[DIRECTIONS FOR THIS TASK] Check each line of the material. Copy those containing "WSHA".

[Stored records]
((
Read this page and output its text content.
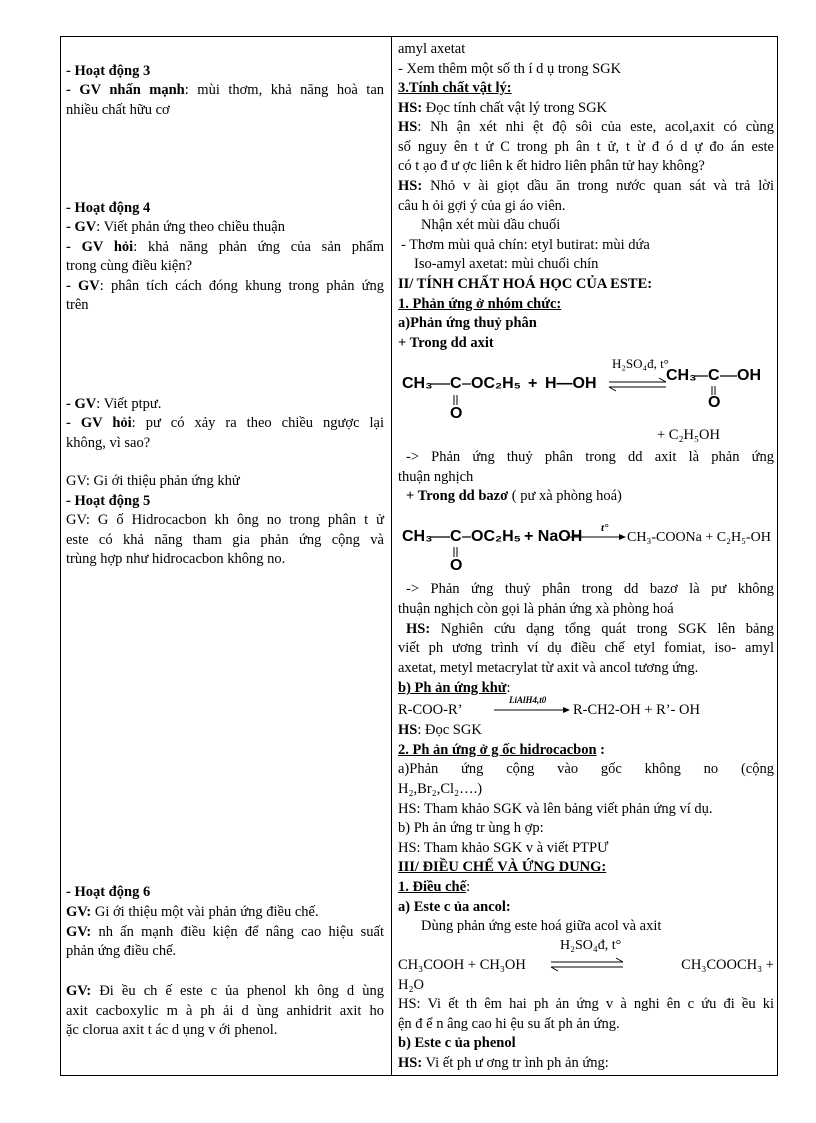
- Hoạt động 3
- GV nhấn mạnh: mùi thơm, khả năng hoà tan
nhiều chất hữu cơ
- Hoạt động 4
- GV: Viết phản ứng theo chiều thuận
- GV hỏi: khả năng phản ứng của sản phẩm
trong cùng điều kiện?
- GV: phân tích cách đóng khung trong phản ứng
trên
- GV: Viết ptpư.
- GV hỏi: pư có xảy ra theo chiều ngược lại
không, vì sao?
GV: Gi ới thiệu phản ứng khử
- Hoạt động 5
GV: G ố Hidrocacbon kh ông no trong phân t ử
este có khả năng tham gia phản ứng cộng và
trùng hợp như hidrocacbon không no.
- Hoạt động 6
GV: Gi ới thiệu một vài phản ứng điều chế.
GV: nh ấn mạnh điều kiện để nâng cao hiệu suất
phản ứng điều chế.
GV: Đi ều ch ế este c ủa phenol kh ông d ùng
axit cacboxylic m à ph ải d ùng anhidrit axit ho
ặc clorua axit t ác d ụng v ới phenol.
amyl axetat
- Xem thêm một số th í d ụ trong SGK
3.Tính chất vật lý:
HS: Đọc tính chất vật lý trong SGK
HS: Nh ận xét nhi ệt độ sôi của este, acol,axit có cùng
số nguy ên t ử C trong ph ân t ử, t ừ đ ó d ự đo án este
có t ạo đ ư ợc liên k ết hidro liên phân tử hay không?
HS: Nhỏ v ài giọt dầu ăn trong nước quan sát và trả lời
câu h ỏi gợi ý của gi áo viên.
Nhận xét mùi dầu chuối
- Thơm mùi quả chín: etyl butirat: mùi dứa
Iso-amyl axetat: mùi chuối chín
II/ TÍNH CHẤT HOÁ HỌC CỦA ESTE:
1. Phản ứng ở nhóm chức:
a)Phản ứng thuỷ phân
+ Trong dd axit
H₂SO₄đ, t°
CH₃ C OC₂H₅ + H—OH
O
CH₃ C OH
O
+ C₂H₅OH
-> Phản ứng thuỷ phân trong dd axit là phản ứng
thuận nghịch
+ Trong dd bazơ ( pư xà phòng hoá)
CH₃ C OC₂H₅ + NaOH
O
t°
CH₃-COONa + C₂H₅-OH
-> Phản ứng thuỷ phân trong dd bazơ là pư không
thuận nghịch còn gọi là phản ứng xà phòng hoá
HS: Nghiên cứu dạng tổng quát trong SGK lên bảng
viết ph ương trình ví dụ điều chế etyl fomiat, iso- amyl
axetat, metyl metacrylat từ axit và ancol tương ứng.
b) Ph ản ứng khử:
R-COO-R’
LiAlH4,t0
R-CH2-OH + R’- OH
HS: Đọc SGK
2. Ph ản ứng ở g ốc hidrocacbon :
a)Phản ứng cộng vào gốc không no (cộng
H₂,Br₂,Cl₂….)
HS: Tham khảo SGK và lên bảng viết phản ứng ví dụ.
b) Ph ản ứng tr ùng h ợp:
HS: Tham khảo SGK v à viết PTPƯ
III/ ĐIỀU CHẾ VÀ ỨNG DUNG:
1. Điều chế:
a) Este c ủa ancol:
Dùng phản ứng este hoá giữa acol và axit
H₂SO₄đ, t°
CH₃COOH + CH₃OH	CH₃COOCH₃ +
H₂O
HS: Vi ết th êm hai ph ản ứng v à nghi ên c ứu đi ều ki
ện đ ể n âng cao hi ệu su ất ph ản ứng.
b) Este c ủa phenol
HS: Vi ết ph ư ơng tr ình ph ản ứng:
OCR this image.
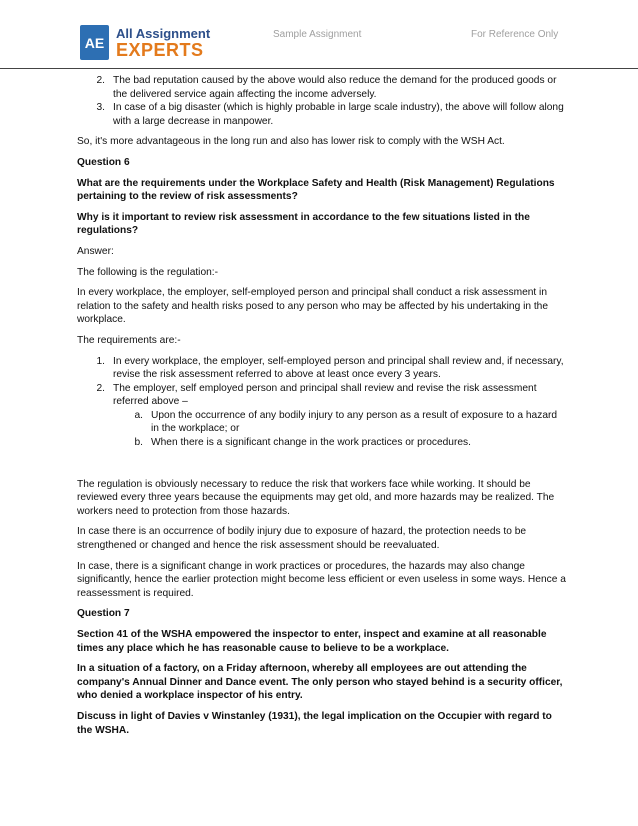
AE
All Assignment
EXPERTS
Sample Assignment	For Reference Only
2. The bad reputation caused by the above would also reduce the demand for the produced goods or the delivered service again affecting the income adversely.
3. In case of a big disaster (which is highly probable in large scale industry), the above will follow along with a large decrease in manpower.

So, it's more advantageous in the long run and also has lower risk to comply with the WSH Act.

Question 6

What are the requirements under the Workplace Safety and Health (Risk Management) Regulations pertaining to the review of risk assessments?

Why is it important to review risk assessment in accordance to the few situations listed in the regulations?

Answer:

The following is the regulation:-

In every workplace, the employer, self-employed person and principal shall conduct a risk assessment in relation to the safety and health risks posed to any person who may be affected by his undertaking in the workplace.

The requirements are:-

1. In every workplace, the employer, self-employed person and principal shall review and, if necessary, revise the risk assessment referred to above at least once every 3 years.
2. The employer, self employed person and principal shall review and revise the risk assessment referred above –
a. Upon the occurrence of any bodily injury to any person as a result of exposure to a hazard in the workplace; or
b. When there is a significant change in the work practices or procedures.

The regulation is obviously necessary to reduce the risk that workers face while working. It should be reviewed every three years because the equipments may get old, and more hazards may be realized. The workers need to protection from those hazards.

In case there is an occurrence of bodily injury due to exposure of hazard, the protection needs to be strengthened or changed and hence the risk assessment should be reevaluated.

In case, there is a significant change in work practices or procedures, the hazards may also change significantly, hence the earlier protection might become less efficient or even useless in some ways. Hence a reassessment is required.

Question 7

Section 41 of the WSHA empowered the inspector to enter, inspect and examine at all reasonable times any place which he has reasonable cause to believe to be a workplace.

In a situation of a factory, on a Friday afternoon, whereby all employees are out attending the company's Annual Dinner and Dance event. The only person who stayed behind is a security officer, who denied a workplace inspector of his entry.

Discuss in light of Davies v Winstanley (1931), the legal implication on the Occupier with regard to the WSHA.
))
[FULL OUTPUT]
Section 41 of the WSHA empowered the inspector to enter, inspect and examine at all reasonable times any place which he has reasonable cause to believe to be a workplace.
Discuss in light of Davies v Winstanley (1931), the legal implication on the Occupier with regard to the WSHA.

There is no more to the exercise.